=== Task prompt ===
Check each line of the records for "QALYs"; collect those that have it.

(Data extracted from a collection)
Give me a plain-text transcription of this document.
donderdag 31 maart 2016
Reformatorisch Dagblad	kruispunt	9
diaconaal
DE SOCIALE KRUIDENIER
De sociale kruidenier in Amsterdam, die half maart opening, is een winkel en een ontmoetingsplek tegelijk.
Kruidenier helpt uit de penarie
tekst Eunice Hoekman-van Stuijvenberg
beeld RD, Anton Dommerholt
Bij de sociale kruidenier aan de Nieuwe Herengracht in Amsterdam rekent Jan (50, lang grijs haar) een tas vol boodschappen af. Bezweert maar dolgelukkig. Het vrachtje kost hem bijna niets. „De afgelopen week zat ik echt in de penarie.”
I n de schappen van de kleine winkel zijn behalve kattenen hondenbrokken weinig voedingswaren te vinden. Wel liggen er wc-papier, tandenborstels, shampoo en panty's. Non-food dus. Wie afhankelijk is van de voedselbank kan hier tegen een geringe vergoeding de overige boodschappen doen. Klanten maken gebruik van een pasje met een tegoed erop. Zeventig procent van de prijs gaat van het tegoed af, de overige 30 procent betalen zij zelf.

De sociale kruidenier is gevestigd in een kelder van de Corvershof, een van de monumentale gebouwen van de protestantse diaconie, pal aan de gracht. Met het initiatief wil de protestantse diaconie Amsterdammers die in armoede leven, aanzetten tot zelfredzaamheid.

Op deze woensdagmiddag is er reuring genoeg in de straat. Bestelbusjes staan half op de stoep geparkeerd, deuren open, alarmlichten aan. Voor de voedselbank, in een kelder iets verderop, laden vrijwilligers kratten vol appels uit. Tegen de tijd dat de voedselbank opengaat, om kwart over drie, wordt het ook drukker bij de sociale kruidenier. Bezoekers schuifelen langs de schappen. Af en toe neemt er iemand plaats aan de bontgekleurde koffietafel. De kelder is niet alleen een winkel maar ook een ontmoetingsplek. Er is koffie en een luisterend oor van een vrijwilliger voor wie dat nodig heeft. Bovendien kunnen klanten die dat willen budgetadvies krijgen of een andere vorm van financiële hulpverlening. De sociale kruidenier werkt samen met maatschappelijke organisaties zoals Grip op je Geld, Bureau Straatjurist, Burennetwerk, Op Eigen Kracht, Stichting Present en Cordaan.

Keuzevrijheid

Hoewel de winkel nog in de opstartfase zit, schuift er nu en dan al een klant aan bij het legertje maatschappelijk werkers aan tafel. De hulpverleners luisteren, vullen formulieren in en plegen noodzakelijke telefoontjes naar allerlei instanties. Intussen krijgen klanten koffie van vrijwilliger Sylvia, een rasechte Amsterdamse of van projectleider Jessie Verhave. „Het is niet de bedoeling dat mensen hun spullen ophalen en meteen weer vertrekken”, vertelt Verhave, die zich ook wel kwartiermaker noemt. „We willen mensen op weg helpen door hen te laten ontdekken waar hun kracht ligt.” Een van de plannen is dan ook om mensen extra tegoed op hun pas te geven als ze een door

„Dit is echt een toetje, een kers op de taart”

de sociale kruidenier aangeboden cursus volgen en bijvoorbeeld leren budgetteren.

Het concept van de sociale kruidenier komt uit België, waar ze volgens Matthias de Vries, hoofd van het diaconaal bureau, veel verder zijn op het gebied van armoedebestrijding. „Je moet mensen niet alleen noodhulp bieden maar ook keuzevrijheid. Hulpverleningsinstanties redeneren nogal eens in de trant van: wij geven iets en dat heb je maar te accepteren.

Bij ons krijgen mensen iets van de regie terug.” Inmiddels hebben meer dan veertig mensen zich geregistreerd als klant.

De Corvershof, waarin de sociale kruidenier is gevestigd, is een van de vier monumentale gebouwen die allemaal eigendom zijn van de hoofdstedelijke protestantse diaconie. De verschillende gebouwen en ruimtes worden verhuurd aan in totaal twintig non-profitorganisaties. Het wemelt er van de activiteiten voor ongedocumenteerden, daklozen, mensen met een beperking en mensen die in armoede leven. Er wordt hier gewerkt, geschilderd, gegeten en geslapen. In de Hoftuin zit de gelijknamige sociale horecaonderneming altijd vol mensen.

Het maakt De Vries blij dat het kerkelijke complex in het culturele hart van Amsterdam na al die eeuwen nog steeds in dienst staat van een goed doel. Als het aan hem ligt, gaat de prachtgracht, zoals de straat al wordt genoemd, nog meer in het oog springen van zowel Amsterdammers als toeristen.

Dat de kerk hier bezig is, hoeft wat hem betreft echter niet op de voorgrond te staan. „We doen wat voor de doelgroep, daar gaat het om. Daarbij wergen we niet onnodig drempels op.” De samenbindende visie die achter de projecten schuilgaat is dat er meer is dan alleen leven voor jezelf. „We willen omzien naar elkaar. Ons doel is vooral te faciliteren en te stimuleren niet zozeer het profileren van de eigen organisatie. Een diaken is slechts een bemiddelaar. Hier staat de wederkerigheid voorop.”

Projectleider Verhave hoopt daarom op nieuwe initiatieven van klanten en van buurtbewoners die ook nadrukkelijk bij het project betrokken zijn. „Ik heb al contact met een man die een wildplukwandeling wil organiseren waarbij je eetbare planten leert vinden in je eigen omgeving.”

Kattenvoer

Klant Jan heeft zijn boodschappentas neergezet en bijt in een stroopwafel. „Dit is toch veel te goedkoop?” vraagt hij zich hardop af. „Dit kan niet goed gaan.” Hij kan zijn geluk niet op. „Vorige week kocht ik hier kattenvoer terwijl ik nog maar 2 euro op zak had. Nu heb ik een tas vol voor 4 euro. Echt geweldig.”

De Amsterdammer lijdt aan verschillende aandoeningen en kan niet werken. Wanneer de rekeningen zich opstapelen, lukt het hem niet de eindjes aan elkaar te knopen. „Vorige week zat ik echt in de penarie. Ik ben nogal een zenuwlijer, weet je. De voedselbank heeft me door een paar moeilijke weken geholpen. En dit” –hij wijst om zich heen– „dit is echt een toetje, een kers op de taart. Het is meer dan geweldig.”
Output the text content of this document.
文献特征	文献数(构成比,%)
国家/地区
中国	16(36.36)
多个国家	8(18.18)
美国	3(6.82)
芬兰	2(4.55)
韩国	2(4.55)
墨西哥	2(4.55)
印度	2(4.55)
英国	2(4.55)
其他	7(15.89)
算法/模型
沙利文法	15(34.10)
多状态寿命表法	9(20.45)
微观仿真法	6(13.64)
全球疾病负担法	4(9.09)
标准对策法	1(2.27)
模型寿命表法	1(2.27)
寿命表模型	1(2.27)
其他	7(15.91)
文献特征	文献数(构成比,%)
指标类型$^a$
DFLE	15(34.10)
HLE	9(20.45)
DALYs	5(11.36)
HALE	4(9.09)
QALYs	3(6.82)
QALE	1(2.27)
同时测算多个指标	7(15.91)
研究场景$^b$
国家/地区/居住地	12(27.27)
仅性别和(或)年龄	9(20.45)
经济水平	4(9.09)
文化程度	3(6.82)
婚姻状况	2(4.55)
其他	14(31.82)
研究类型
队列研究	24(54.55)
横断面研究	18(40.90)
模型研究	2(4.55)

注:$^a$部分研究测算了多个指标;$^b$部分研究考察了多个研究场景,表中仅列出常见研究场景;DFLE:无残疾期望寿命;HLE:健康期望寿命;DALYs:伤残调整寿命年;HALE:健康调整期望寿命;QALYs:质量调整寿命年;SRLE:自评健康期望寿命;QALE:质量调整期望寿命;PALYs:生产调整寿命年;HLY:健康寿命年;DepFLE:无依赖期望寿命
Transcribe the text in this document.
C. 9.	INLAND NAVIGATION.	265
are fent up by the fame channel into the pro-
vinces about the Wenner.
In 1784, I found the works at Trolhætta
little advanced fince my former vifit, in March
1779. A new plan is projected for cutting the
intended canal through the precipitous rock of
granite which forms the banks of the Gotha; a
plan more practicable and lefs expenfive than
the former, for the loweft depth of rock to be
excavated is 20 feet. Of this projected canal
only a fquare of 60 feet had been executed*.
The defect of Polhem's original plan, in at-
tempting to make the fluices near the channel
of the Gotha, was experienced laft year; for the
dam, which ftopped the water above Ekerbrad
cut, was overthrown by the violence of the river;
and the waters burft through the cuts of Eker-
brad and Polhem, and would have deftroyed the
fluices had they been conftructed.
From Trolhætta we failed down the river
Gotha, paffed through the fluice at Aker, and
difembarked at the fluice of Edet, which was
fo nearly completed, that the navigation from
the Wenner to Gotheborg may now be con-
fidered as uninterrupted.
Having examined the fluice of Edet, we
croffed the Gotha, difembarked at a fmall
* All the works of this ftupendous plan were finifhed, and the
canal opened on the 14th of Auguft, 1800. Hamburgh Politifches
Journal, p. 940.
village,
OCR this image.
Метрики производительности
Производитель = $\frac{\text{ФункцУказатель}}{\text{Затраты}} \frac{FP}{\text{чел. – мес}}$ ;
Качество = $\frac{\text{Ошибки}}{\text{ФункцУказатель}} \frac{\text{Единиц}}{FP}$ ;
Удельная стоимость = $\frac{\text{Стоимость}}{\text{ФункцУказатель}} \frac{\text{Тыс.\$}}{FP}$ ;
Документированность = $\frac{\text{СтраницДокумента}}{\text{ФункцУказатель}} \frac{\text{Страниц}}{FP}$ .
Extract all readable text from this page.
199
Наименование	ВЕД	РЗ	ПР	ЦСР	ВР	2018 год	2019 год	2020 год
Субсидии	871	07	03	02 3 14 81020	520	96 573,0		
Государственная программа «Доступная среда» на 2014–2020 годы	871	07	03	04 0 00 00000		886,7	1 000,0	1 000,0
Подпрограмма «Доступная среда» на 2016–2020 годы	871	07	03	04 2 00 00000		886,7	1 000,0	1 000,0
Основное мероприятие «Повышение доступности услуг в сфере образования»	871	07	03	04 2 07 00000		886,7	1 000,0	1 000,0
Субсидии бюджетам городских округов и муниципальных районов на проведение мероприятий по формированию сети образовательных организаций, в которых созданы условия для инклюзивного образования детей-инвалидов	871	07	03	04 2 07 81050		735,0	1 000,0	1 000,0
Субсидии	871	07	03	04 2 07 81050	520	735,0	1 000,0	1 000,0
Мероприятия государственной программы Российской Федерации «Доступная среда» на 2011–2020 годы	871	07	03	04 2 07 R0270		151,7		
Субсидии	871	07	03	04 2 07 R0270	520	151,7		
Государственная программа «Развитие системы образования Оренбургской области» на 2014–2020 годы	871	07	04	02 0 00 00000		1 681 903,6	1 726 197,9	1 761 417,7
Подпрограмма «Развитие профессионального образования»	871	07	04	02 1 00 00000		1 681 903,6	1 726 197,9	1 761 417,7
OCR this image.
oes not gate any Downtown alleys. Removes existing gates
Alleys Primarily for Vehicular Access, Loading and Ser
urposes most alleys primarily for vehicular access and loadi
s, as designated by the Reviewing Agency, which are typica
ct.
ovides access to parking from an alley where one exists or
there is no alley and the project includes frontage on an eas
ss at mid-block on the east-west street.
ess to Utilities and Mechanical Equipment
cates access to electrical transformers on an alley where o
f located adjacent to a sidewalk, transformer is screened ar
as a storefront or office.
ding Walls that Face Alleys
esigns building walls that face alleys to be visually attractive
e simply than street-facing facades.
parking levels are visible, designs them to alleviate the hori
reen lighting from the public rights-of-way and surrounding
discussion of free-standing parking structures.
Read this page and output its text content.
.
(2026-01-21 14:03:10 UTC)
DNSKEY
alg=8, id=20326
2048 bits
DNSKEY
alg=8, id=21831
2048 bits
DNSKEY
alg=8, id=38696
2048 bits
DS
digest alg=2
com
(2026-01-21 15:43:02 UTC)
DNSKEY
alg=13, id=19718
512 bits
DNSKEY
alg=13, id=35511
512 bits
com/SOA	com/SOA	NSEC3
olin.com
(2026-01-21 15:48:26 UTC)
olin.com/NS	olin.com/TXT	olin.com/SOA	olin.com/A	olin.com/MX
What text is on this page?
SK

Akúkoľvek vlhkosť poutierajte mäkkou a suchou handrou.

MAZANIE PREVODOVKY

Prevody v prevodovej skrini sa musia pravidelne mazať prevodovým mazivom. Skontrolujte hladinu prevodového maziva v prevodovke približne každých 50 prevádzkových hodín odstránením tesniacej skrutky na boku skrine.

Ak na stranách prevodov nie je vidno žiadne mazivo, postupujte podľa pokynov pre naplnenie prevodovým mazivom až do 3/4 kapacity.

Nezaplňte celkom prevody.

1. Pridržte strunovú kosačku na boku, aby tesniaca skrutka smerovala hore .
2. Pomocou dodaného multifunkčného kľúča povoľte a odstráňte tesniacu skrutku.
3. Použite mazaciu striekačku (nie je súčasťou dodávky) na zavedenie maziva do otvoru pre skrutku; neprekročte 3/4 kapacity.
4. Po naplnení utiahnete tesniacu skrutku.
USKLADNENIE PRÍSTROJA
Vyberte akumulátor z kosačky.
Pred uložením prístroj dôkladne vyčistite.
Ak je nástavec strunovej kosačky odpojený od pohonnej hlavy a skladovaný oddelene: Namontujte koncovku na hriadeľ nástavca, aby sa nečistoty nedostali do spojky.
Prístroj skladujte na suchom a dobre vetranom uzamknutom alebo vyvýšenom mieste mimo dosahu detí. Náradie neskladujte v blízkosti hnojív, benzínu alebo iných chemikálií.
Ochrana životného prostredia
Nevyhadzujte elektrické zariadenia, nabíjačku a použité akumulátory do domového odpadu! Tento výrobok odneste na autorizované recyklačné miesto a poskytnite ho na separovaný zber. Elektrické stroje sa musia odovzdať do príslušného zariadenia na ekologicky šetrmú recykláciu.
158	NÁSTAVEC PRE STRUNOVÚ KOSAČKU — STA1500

=== Answer to this problem ===
QALYs	3(6.82)
注:$^a$部分研究测算了多个指标;$^b$部分研究考察了多个研究场景,表中仅列出常见研究场景;DFLE:无残疾期望寿命;HLE:健康期望寿命;DALYs:伤残调整寿命年;HALE:健康调整期望寿命;QALYs:质量调整寿命年;SRLE:自评健康期望寿命;QALE:质量调整期望寿命;PALYs:生产调整寿命年;HLY:健康寿命年;DepFLE:无依赖期望寿命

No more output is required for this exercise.